* **Set exercise**
Every record should be written out exactly, with the pictures left out.

Data excerpts
· · · · · · ·
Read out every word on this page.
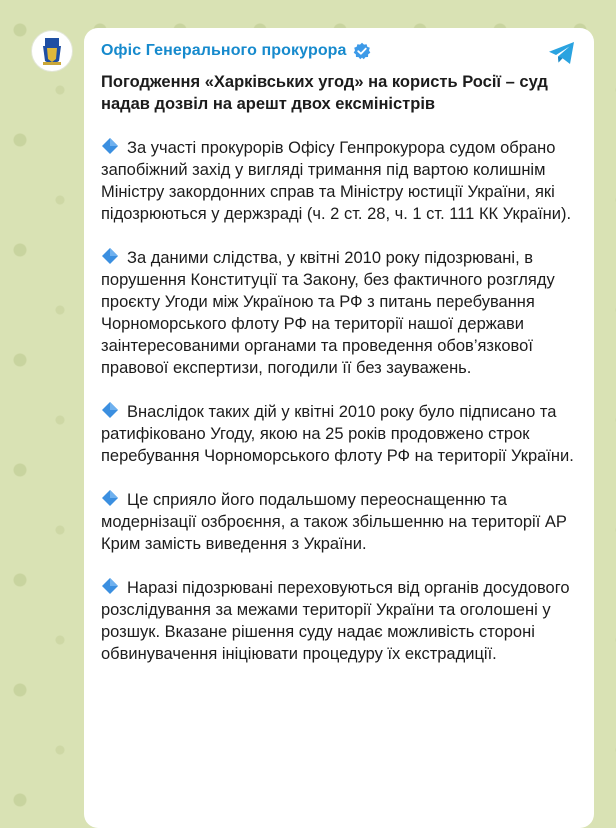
Офіс Генерального прокурора
Погодження «Харківських угод» на користь Росії – суд надав дозвіл на арешт двох ексміністрів
За участі прокурорів Офісу Генпрокурора судом обрано запобіжний захід у вигляді тримання під вартою колишнім Міністру закордонних справ та Міністру юстиції України, які підозрюються у держзраді (ч. 2 ст. 28, ч. 1 ст. 111 КК України).
За даними слідства, у квітні 2010 року підозрювані, в порушення Конституції та Закону, без фактичного розгляду проєкту Угоди між Україною та РФ з питань перебування Чорноморського флоту РФ на території нашої держави заінтересованими органами та проведення обов’язкової правової експертизи, погодили її без зауважень.
Внаслідок таких дій у квітні 2010 року було підписано та ратифіковано Угоду, якою на 25 років продовжено строк перебування Чорноморського флоту РФ на території України.
Це сприяло його подальшому переоснащенню та модернізації озброєння, а також збільшенню на території АР Крим замість виведення з України.
Наразі підозрювані переховуються від органів досудового розслідування за межами території України та оголошені у розшук. Вказане рішення суду надає можливість стороні обвинувачення ініціювати процедуру їх екстрадиції.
· · · · · · ·
* **Completed exercise**
Read out every word on this page.
Офіс Генерального прокурора
Погодження «Харківських угод» на користь Росії – суд надав дозвіл на арешт двох ексміністрів
За участі прокурорів Офісу Генпрокурора судом обрано запобіжний захід у вигляді тримання під вартою колишнім Міністру закордонних справ та Міністру юстиції України, які підозрюються у держзраді (ч. 2 ст. 28, ч. 1 ст. 111 КК України).
За даними слідства, у квітні 2010 року підозрювані, в порушення Конституції та Закону, без фактичного розгляду проєкту Угоди між Україною та РФ з питань перебування Чорноморського флоту РФ на території нашої держави заінтересованими органами та проведення обов’язкової правової експертизи, погодили її без зауважень.
Внаслідок таких дій у квітні 2010 року було підписано та ратифіковано Угоду, якою на 25 років продовжено строк перебування Чорноморського флоту РФ на території України.
Це сприяло його подальшому переоснащенню та модернізації озброєння, а також збільшенню на території АР Крим замість виведення з України.
Наразі підозрювані переховуються від органів досудового розслідування за межами території України та оголошені у розшук. Вказане рішення суду надає можливість стороні обвинувачення ініціювати процедуру їх екстрадиції.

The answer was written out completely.